■ **Set problem**:
Tally the lines holding "text" and state only that figure.

■ **Dataset records**:
## Start

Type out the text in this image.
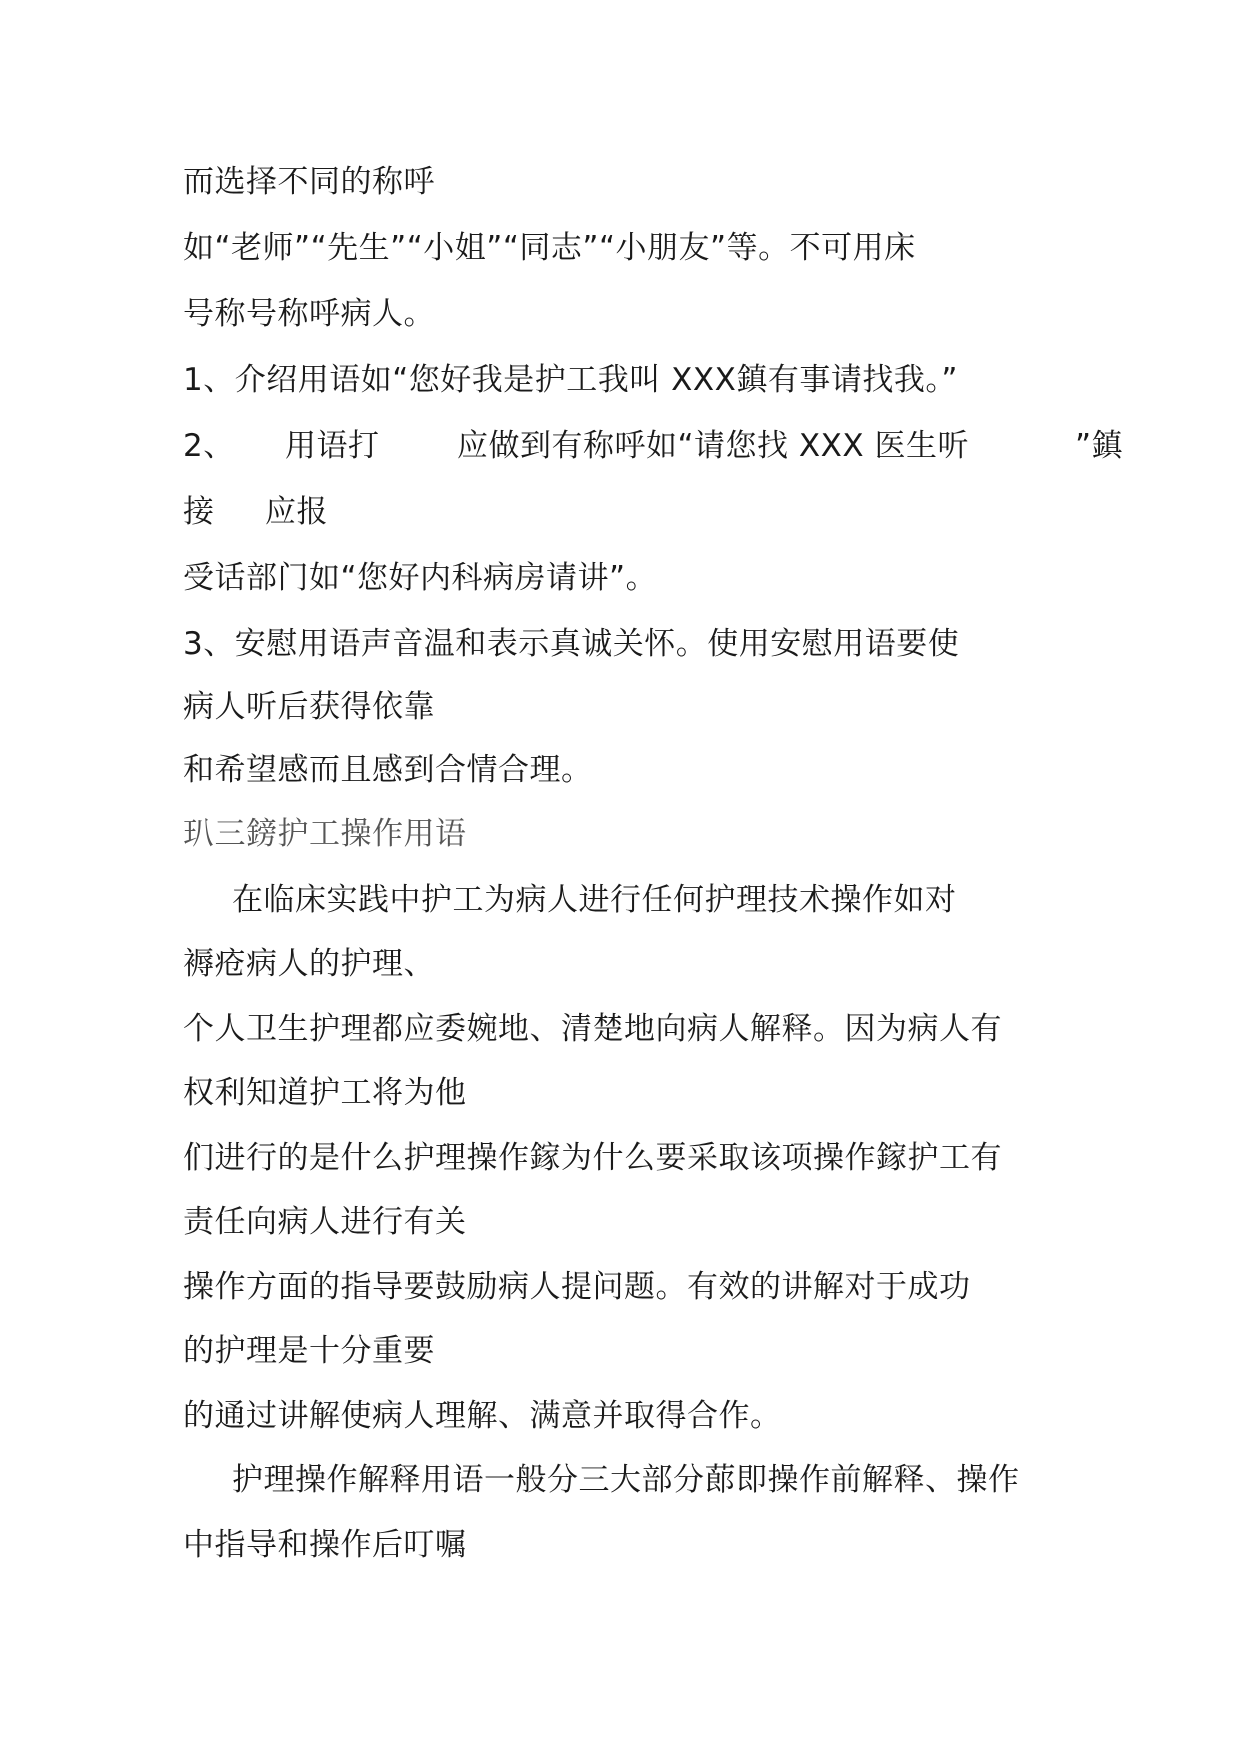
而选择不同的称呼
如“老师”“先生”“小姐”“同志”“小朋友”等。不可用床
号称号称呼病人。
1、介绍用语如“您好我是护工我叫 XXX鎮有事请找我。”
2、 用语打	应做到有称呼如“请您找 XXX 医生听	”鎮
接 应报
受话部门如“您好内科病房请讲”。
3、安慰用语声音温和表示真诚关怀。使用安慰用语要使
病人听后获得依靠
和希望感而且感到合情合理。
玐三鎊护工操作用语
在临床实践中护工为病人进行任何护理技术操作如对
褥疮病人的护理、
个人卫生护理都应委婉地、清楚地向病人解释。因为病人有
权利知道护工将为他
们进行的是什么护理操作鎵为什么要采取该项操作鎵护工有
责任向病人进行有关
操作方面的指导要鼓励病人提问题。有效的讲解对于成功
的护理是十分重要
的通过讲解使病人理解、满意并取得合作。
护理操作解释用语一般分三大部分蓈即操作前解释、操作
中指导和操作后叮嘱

## End
## Start

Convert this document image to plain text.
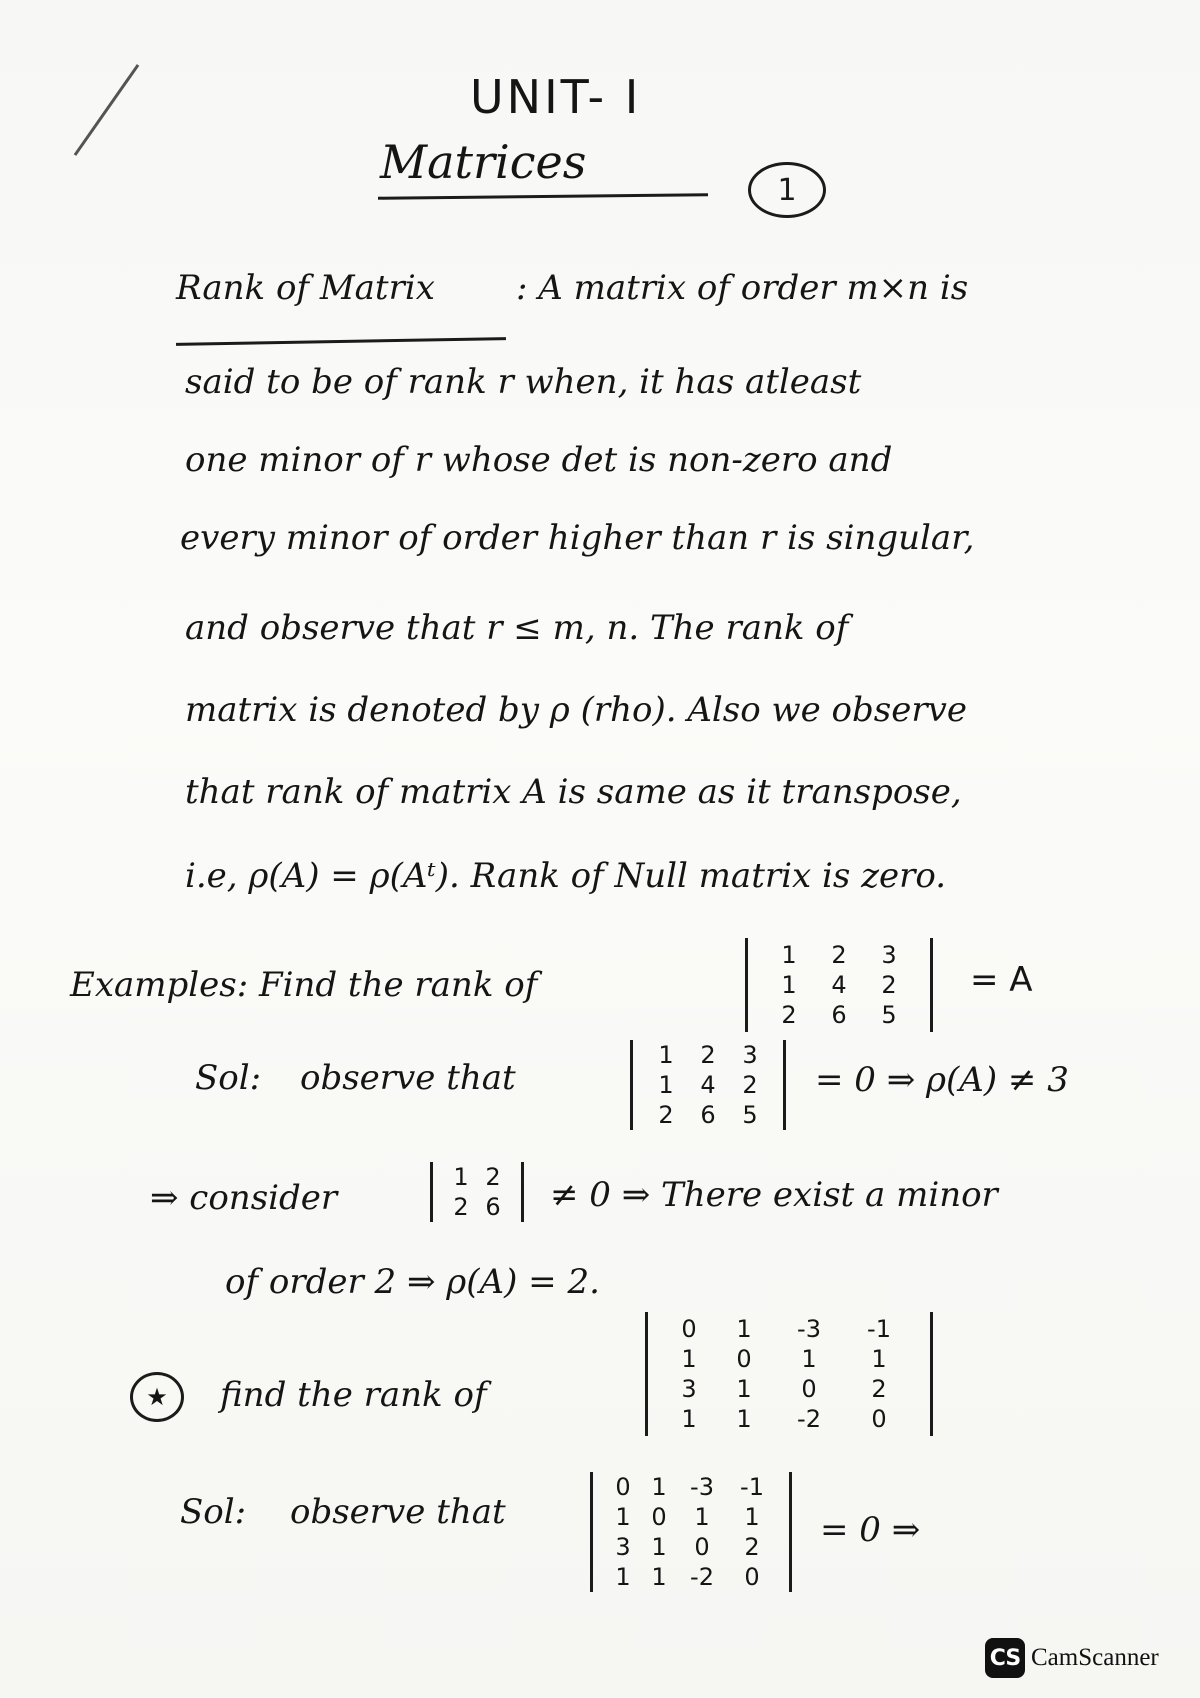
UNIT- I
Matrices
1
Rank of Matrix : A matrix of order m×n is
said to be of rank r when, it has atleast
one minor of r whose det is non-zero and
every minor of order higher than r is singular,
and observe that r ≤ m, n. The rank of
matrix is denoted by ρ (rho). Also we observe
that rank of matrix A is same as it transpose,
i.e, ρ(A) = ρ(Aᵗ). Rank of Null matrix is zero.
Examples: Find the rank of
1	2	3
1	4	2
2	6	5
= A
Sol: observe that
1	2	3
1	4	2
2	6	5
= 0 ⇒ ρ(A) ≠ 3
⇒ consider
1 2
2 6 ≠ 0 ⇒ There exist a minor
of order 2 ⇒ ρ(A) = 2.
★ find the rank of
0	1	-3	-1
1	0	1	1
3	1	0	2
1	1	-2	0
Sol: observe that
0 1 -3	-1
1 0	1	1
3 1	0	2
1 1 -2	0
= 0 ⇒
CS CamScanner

## End

■ **Response below**:
2